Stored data
━━━

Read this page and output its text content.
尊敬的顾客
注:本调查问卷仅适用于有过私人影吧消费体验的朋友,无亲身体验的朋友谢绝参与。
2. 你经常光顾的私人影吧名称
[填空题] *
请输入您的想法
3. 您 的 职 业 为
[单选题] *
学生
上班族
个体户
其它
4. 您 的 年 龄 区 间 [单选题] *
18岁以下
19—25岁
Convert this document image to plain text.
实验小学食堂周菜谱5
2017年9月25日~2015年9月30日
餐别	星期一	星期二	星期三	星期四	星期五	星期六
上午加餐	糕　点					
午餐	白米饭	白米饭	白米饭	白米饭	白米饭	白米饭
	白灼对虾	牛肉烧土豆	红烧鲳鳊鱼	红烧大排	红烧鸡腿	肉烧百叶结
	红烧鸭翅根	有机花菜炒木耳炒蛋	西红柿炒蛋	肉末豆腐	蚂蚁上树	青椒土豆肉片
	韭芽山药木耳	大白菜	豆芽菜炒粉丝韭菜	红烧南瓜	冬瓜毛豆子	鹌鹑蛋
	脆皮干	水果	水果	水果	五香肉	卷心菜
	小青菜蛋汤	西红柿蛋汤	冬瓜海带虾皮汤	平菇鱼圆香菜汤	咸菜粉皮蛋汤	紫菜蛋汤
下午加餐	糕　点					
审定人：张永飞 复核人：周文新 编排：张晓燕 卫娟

━━━

## EXERCISE DETAILS
Output every line above without altering anything.

## OUTPUT OF THE TASK
Read this page and output its text content.
尊敬的顾客
注:本调查问卷仅适用于有过私人影吧消费体验的朋友,无亲身体验的朋友谢绝参与。
2. 你经常光顾的私人影吧名称
[填空题] *
请输入您的想法
3. 您 的 职 业 为
[单选题] *
学生
上班族
个体户
其它
4. 您 的 年 龄 区 间 [单选题] *
18岁以下
19—25岁
Convert this document image to plain text.
实验小学食堂周菜谱5
2017年9月25日~2015年9月30日
餐别	星期一	星期二	星期三	星期四	星期五	星期六
上午加餐	糕　点					
午餐	白米饭	白米饭	白米饭	白米饭	白米饭	白米饭
	白灼对虾	牛肉烧土豆	红烧鲳鳊鱼	红烧大排	红烧鸡腿	肉烧百叶结
	红烧鸭翅根	有机花菜炒木耳炒蛋	西红柿炒蛋	肉末豆腐	蚂蚁上树	青椒土豆肉片
	韭芽山药木耳	大白菜	豆芽菜炒粉丝韭菜	红烧南瓜	冬瓜毛豆子	鹌鹑蛋
	脆皮干	水果	水果	水果	五香肉	卷心菜
	小青菜蛋汤	西红柿蛋汤	冬瓜海带虾皮汤	平菇鱼圆香菜汤	咸菜粉皮蛋汤	紫菜蛋汤
下午加餐	糕　点					
审定人：张永飞 复核人：周文新 编排：张晓燕 卫娟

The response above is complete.